DIRECTIVE
Pull every line holding the string "Materials" from the records below.

— START OF GIVEN DATA —

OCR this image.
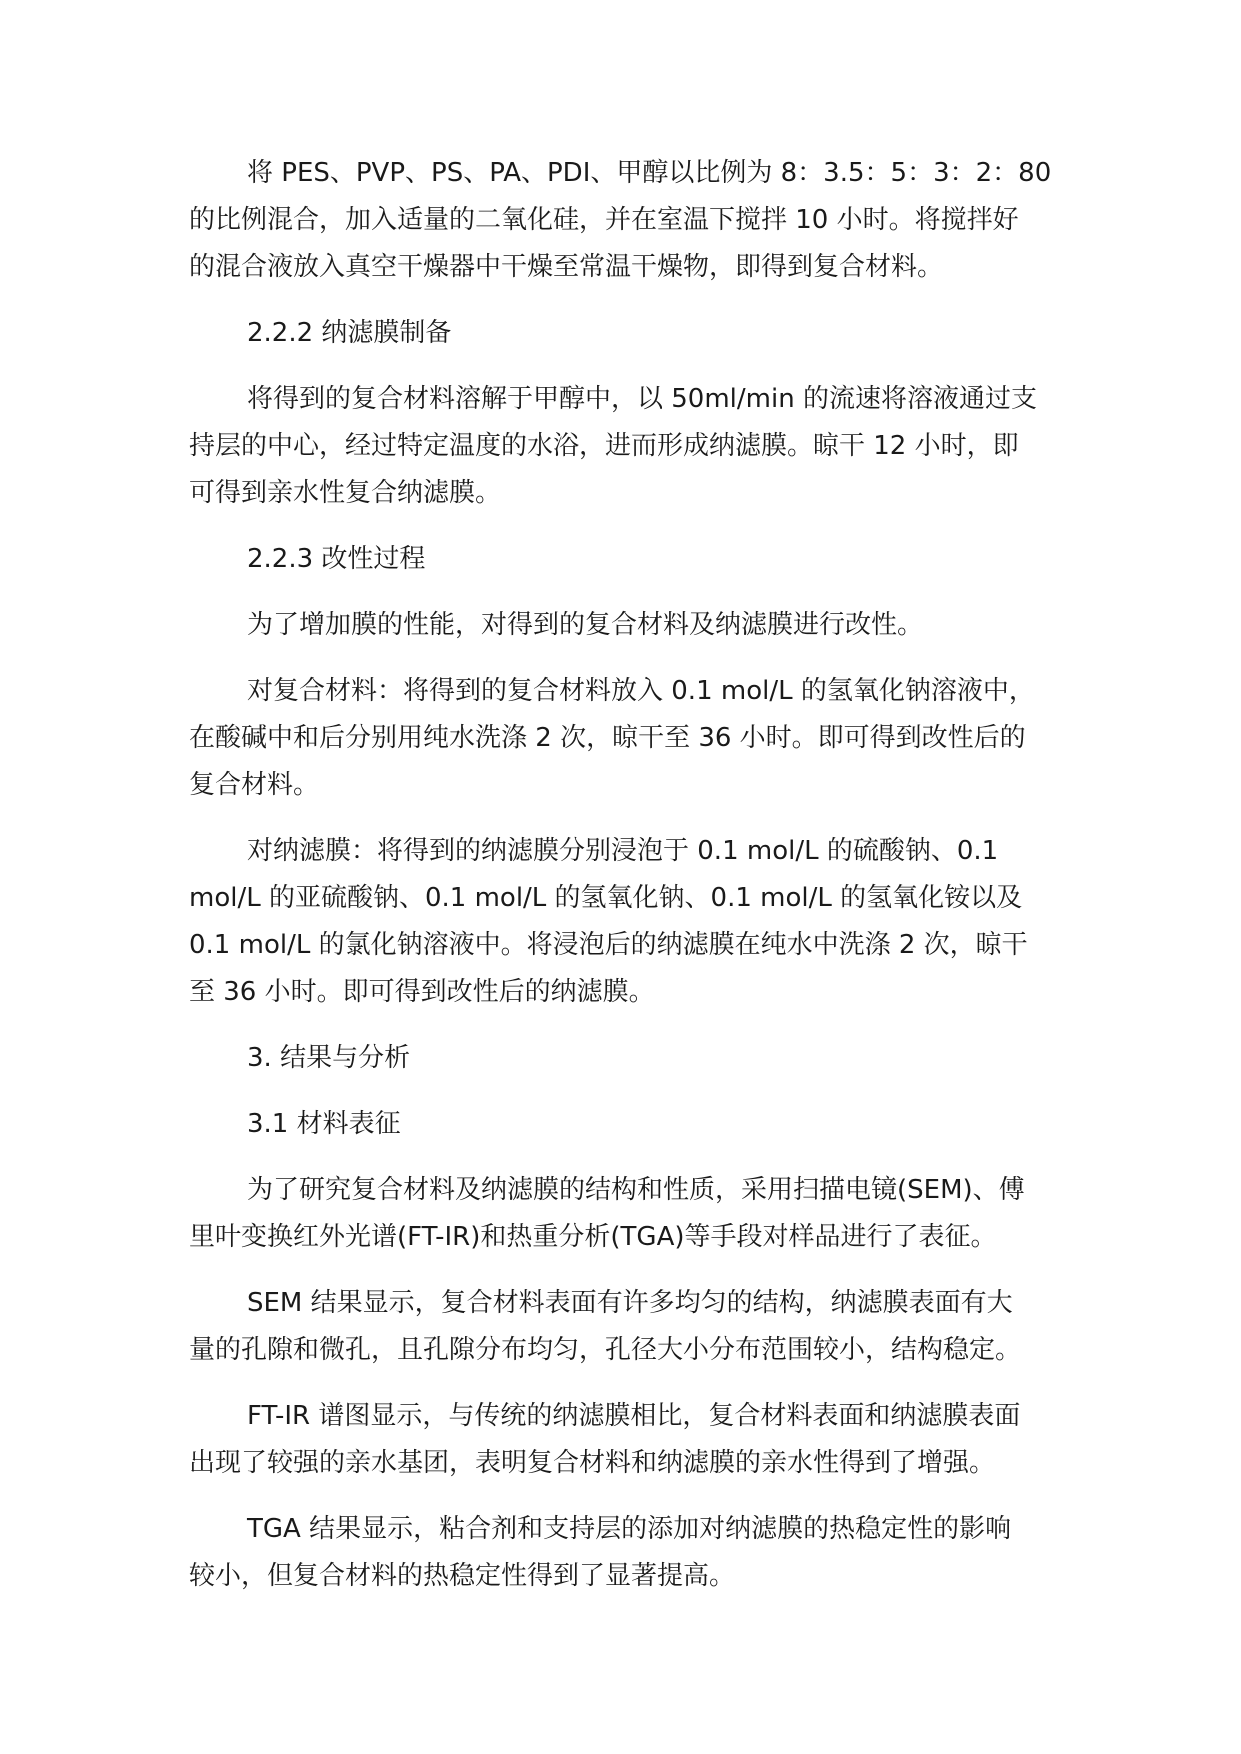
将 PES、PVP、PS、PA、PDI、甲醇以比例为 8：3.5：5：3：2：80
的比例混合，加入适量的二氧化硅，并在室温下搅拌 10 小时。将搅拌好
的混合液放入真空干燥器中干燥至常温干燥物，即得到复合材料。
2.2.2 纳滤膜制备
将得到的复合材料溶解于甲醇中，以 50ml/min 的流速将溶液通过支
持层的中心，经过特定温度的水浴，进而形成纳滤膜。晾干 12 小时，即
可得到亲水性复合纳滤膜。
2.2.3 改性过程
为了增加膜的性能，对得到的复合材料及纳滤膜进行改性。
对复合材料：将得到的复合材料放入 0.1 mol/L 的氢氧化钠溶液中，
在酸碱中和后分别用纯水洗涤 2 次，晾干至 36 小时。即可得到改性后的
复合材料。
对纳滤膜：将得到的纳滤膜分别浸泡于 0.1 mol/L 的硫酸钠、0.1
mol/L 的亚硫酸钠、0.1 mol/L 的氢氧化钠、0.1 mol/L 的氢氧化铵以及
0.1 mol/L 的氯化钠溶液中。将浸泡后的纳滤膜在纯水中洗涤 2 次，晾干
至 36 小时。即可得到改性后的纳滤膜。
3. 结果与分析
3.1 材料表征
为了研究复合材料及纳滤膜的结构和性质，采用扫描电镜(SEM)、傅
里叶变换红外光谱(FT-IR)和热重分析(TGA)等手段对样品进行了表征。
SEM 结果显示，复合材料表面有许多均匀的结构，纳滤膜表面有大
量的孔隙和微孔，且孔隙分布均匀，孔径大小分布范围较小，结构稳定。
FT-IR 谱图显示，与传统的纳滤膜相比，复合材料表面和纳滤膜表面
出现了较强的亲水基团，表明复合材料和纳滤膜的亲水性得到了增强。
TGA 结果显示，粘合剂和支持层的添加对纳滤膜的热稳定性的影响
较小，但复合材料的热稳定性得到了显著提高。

— END OF GIVEN DATA —
— START OF GIVEN DATA —

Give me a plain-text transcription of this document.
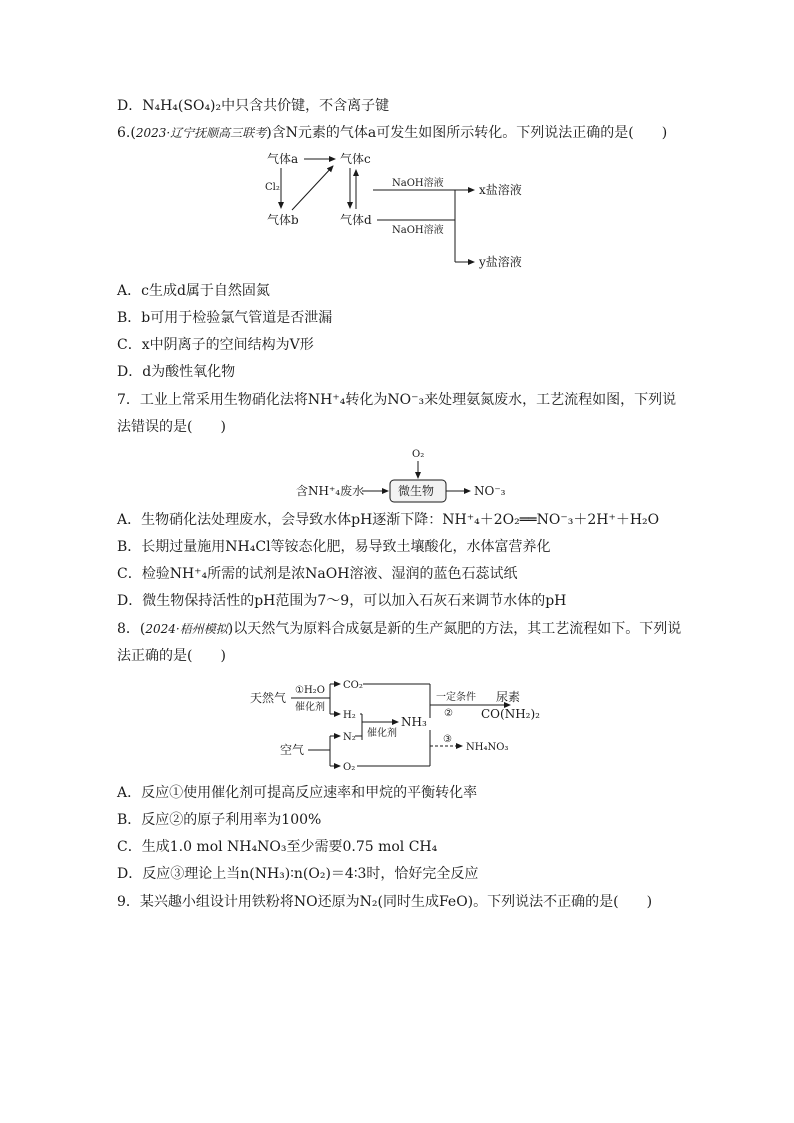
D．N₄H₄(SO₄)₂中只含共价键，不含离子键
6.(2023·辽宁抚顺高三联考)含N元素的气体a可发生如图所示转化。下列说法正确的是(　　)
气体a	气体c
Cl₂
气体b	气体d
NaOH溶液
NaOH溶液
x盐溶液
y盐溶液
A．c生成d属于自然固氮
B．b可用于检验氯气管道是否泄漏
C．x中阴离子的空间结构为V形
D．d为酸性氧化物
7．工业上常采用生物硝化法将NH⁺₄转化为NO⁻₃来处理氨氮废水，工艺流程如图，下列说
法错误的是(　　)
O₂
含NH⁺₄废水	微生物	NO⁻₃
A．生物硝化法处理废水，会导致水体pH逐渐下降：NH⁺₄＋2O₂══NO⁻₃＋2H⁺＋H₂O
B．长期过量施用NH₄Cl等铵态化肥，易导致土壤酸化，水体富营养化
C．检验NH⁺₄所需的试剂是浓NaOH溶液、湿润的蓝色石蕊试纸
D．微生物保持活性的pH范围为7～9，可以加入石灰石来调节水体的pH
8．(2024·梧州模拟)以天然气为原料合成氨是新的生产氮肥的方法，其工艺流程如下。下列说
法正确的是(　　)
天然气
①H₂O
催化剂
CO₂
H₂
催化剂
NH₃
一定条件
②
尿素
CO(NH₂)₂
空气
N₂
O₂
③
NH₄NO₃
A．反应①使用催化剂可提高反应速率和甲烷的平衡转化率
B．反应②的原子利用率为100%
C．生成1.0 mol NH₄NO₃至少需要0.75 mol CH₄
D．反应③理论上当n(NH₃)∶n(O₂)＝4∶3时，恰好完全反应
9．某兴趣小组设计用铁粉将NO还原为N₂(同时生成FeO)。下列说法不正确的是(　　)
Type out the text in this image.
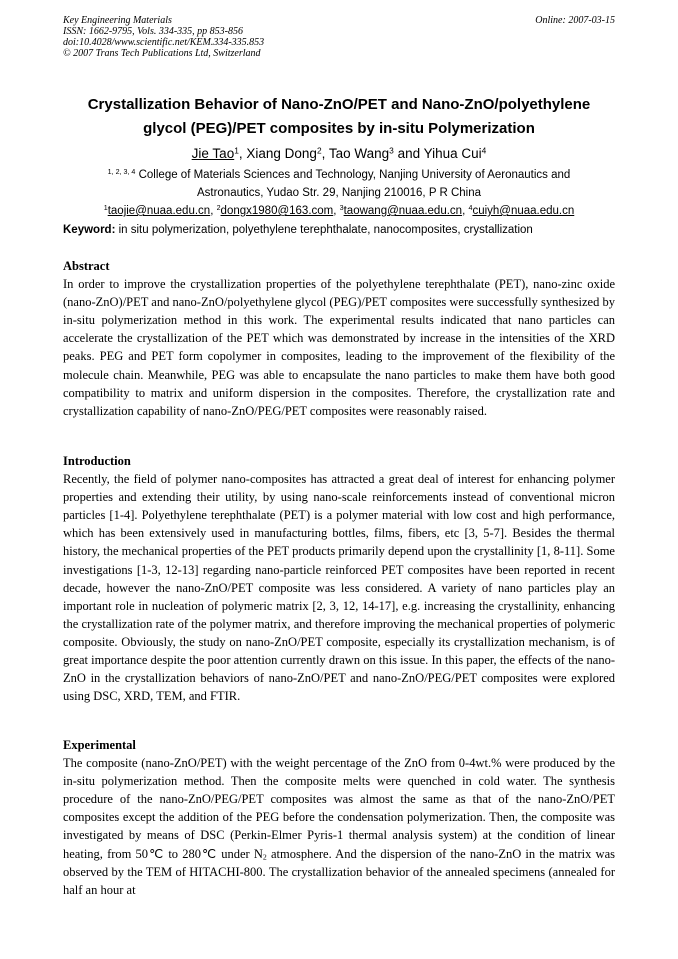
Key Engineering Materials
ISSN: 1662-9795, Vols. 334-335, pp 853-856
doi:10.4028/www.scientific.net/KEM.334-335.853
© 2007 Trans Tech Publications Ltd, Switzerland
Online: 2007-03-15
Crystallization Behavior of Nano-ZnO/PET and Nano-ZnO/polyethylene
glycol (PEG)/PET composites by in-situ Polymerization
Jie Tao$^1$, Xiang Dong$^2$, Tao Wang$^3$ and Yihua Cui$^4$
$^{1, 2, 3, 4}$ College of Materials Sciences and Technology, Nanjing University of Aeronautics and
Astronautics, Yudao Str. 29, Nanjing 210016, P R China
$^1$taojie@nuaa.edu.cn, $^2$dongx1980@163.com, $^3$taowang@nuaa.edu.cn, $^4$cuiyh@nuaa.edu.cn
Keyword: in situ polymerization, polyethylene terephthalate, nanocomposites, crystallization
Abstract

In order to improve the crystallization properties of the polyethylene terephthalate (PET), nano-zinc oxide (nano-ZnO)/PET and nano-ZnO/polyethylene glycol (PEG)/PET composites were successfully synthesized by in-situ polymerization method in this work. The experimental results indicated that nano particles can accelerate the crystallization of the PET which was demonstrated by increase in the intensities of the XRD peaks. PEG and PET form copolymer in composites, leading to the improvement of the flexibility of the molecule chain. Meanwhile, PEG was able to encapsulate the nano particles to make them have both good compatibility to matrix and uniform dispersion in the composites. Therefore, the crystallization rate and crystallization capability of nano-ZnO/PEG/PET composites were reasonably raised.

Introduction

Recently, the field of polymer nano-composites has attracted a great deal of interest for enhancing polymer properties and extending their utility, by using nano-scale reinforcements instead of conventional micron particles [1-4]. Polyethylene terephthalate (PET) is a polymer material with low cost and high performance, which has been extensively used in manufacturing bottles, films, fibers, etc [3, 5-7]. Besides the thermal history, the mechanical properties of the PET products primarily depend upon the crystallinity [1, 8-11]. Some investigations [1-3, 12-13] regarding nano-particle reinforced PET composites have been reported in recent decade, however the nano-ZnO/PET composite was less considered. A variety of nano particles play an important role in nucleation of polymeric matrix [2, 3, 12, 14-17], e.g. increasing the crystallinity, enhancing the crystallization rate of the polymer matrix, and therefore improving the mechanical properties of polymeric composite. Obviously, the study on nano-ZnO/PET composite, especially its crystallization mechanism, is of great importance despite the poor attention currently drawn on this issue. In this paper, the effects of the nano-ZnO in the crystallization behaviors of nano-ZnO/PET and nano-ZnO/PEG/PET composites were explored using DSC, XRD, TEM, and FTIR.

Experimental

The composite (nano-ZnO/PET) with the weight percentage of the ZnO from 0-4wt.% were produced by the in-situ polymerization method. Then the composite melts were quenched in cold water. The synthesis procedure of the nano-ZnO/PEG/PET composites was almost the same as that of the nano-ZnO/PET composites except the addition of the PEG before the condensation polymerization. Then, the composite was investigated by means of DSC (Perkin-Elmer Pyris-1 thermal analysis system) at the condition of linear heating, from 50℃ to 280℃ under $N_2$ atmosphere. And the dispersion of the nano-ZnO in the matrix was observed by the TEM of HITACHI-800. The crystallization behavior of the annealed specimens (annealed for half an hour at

— END OF GIVEN DATA —
— START OF GIVEN DATA —

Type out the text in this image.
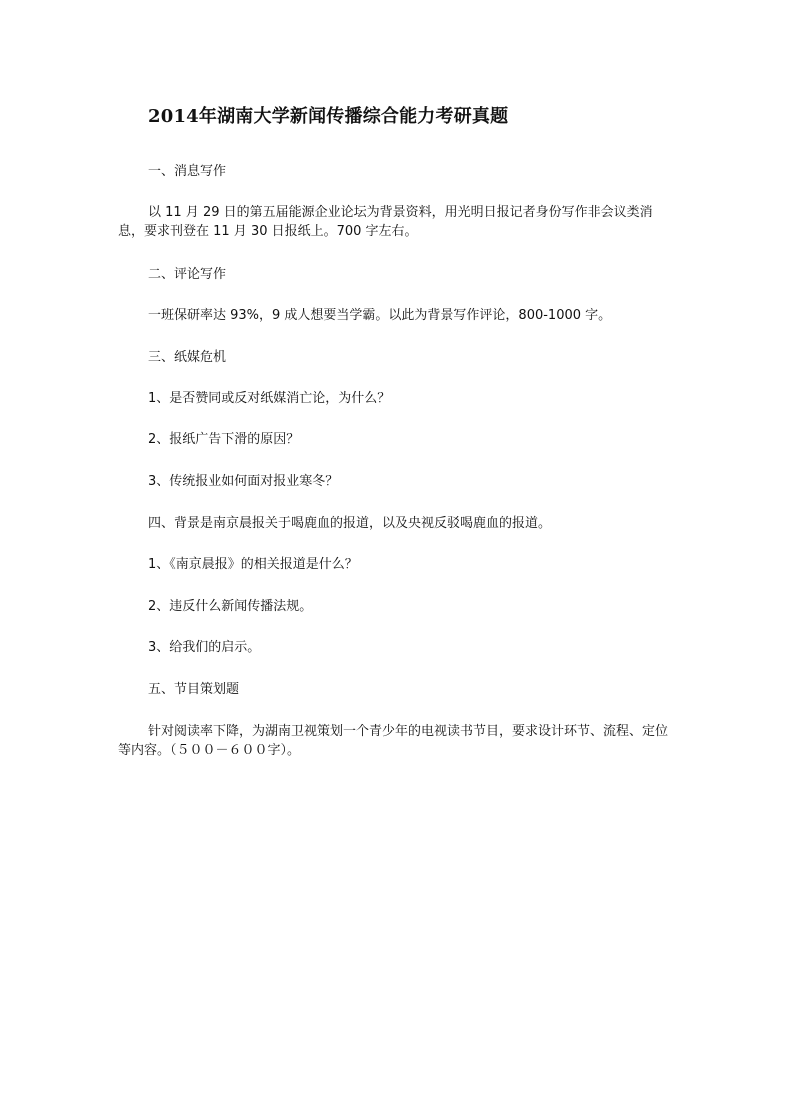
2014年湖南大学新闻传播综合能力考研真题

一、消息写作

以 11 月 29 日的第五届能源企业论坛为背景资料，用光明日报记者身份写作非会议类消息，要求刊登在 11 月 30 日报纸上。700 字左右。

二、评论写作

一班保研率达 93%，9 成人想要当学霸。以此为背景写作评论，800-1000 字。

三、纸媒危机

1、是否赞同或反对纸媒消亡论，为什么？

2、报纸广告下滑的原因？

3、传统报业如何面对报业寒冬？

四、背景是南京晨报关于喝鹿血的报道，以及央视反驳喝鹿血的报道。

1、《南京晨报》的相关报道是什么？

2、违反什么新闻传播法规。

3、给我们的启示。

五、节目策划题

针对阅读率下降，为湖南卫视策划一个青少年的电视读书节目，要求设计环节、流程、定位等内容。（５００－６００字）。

— END OF GIVEN DATA —

EXERCISE SOLUTION
Key Engineering Materials
$^{1, 2, 3, 4}$ College of Materials Sciences and Technology, Nanjing University of Aeronautics and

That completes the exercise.